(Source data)
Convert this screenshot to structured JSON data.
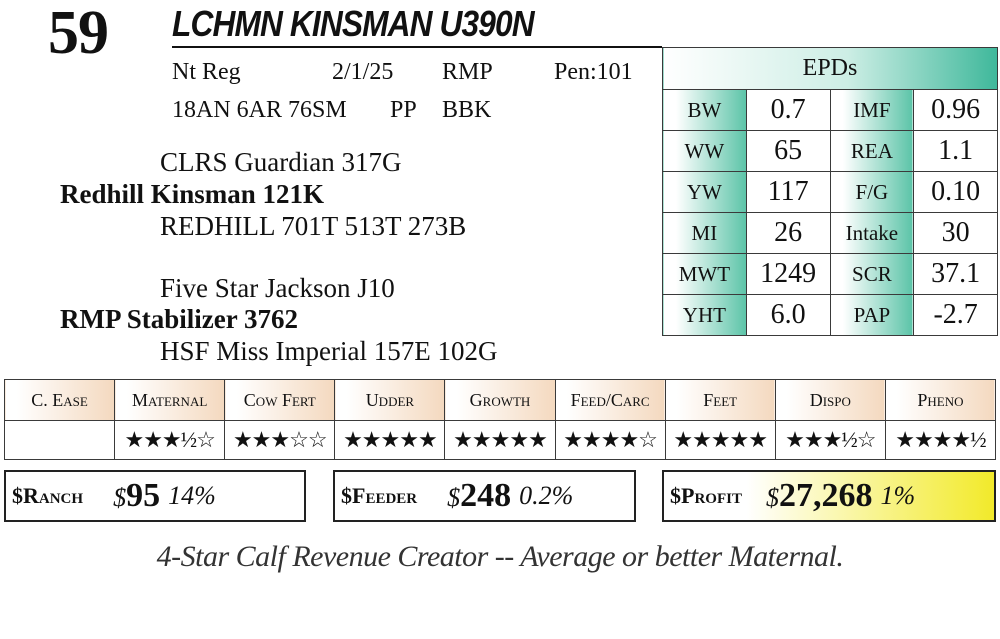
{
  "header": {
    "lot": "59",
    "name": "LCHMN KINSMAN U390N"
  },
  "info": {
    "line1": [
      "Nt Reg",
      "2/1/25",
      "RMP",
      "Pen:101"
    ],
    "line2": [
      "18AN 6AR 76SM",
      "PP",
      "BBK"
    ]
  },
  "pedigree": {
    "sire_sire": "CLRS Guardian 317G",
    "sire": "Redhill Kinsman 121K",
    "sire_dam": "REDHILL 701T 513T 273B",
    "dam_sire": "Five Star Jackson J10",
    "dam": "RMP Stabilizer 3762",
    "dam_dam": "HSF Miss Imperial 157E 102G"
  },
  "epds": {
    "title": "EPDs",
    "rows": [
      {
        "l1": "BW",
        "v1": "0.7",
        "l2": "IMF",
        "v2": "0.96"
      },
      {
        "l1": "WW",
        "v1": "65",
        "l2": "REA",
        "v2": "1.1"
      },
      {
        "l1": "YW",
        "v1": "117",
        "l2": "F/G",
        "v2": "0.10"
      },
      {
        "l1": "MI",
        "v1": "26",
        "l2": "Intake",
        "v2": "30"
      },
      {
        "l1": "MWT",
        "v1": "1249",
        "l2": "SCR",
        "v2": "37.1"
      },
      {
        "l1": "YHT",
        "v1": "6.0",
        "l2": "PAP",
        "v2": "-2.7"
      }
    ]
  },
  "traits": {
    "headers": [
      "C. Ease",
      "Maternal",
      "Cow Fert",
      "Udder",
      "Growth",
      "Feed/Carc",
      "Feet",
      "Dispo",
      "Pheno"
    ],
    "stars": [
      "",
      "★★★½☆",
      "★★★☆☆",
      "★★★★★",
      "★★★★★",
      "★★★★☆",
      "★★★★★",
      "★★★½☆",
      "★★★★½"
    ]
  },
  "values": {
    "ranch": {
      "label": "$Ranch",
      "amount": "95",
      "pct": "14%"
    },
    "feeder": {
      "label": "$Feeder",
      "amount": "248",
      "pct": "0.2%"
    },
    "profit": {
      "label": "$Profit",
      "amount": "27,268",
      "pct": "1%"
    }
  },
  "tagline": "4-Star Calf Revenue Creator -- Average or better Maternal.",
  "colors": {
    "epd_accent": "#3fb89b",
    "trait_header": "#f4d9bf",
    "profit_highlight": "#f2ea2a"
  }
}
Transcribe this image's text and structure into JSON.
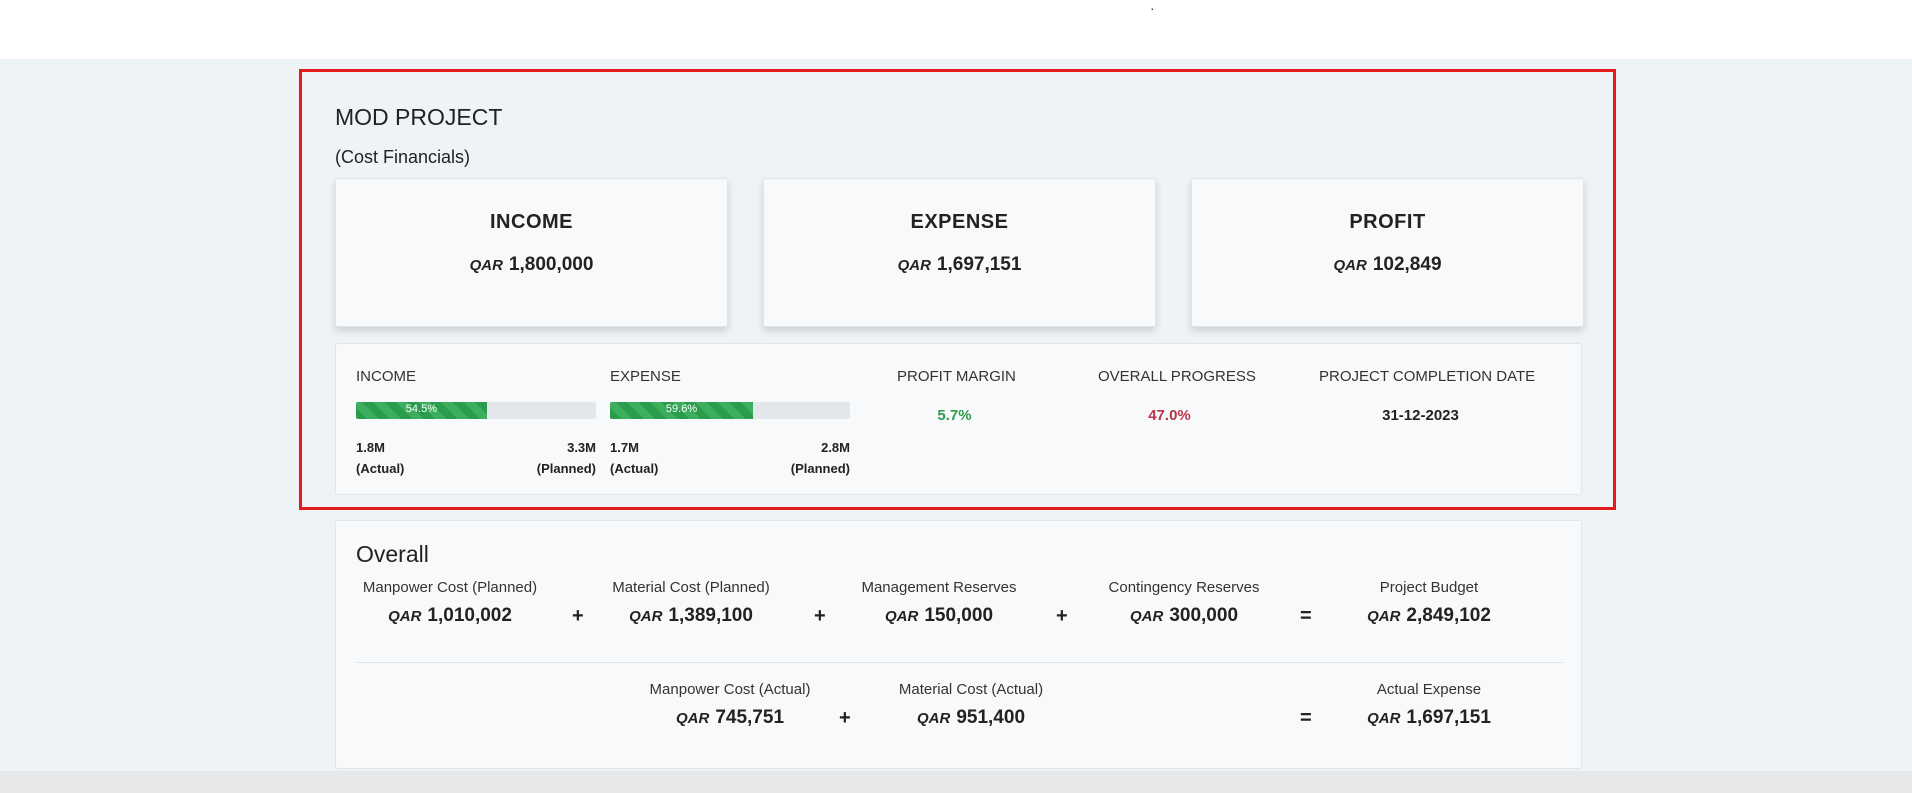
{
  "currency": "QAR",
  "project": {
    "title": "MOD PROJECT",
    "subtitle": "(Cost Financials)"
  },
  "cards": [
    {
      "title": "INCOME",
      "amount": "1,800,000"
    },
    {
      "title": "EXPENSE",
      "amount": "1,697,151"
    },
    {
      "title": "PROFIT",
      "amount": "102,849",
      "color": "#2e9b4f"
    }
  ],
  "summary": {
    "income": {
      "label": "INCOME",
      "percent": 54.5,
      "percent_label": "54.5%",
      "actual": "1.8M",
      "actual_caption": "(Actual)",
      "planned": "3.3M",
      "planned_caption": "(Planned)"
    },
    "expense": {
      "label": "EXPENSE",
      "percent": 59.6,
      "percent_label": "59.6%",
      "actual": "1.7M",
      "actual_caption": "(Actual)",
      "planned": "2.8M",
      "planned_caption": "(Planned)"
    },
    "profit_margin": {
      "label": "PROFIT MARGIN",
      "value": "5.7%",
      "color": "#2e9b4f"
    },
    "overall_progress": {
      "label": "OVERALL PROGRESS",
      "value": "47.0%",
      "color": "#b8344a"
    },
    "completion_date": {
      "label": "PROJECT COMPLETION DATE",
      "value": "31-12-2023"
    }
  },
  "overall": {
    "title": "Overall",
    "planned_row": [
      {
        "label": "Manpower Cost (Planned)",
        "amount": "1,010,002"
      },
      {
        "label": "Material Cost (Planned)",
        "amount": "1,389,100"
      },
      {
        "label": "Management Reserves",
        "amount": "150,000"
      },
      {
        "label": "Contingency Reserves",
        "amount": "300,000"
      },
      {
        "label": "Project Budget",
        "amount": "2,849,102"
      }
    ],
    "actual_row": [
      {
        "label": "Manpower Cost (Actual)",
        "amount": "745,751"
      },
      {
        "label": "Material Cost (Actual)",
        "amount": "951,400"
      },
      {
        "label": "Actual Expense",
        "amount": "1,697,151",
        "color": "#2e9b4f"
      }
    ],
    "operators": {
      "plus": "+",
      "equals": "="
    }
  }
}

**Task to complete:** Copy, exactly and exclusively, the lines beginning with the one that contains "Transcribe this image's" and ending with the last line of the listing; pictures are to be omitted.

**Completed exercise:**
Transcribe this image's text and structure into JSON.
{
  "currency": "QAR",
  "project": {
    "title": "MOD PROJECT",
    "subtitle": "(Cost Financials)"
  },
  "cards": [
    {
      "title": "INCOME",
      "amount": "1,800,000"
    },
    {
      "title": "EXPENSE",
      "amount": "1,697,151"
    },
    {
      "title": "PROFIT",
      "amount": "102,849",
      "color": "#2e9b4f"
    }
  ],
  "summary": {
    "income": {
      "label": "INCOME",
      "percent": 54.5,
      "percent_label": "54.5%",
      "actual": "1.8M",
      "actual_caption": "(Actual)",
      "planned": "3.3M",
      "planned_caption": "(Planned)"
    },
    "expense": {
      "label": "EXPENSE",
      "percent": 59.6,
      "percent_label": "59.6%",
      "actual": "1.7M",
      "actual_caption": "(Actual)",
      "planned": "2.8M",
      "planned_caption": "(Planned)"
    },
    "profit_margin": {
      "label": "PROFIT MARGIN",
      "value": "5.7%",
      "color": "#2e9b4f"
    },
    "overall_progress": {
      "label": "OVERALL PROGRESS",
      "value": "47.0%",
      "color": "#b8344a"
    },
    "completion_date": {
      "label": "PROJECT COMPLETION DATE",
      "value": "31-12-2023"
    }
  },
  "overall": {
    "title": "Overall",
    "planned_row": [
      {
        "label": "Manpower Cost (Planned)",
        "amount": "1,010,002"
      },
      {
        "label": "Material Cost (Planned)",
        "amount": "1,389,100"
      },
      {
        "label": "Management Reserves",
        "amount": "150,000"
      },
      {
        "label": "Contingency Reserves",
        "amount": "300,000"
      },
      {
        "label": "Project Budget",
        "amount": "2,849,102"
      }
    ],
    "actual_row": [
      {
        "label": "Manpower Cost (Actual)",
        "amount": "745,751"
      },
      {
        "label": "Material Cost (Actual)",
        "amount": "951,400"
      },
      {
        "label": "Actual Expense",
        "amount": "1,697,151",
        "color": "#2e9b4f"
      }
    ],
    "operators": {
      "plus": "+",
      "equals": "="
    }
  }
}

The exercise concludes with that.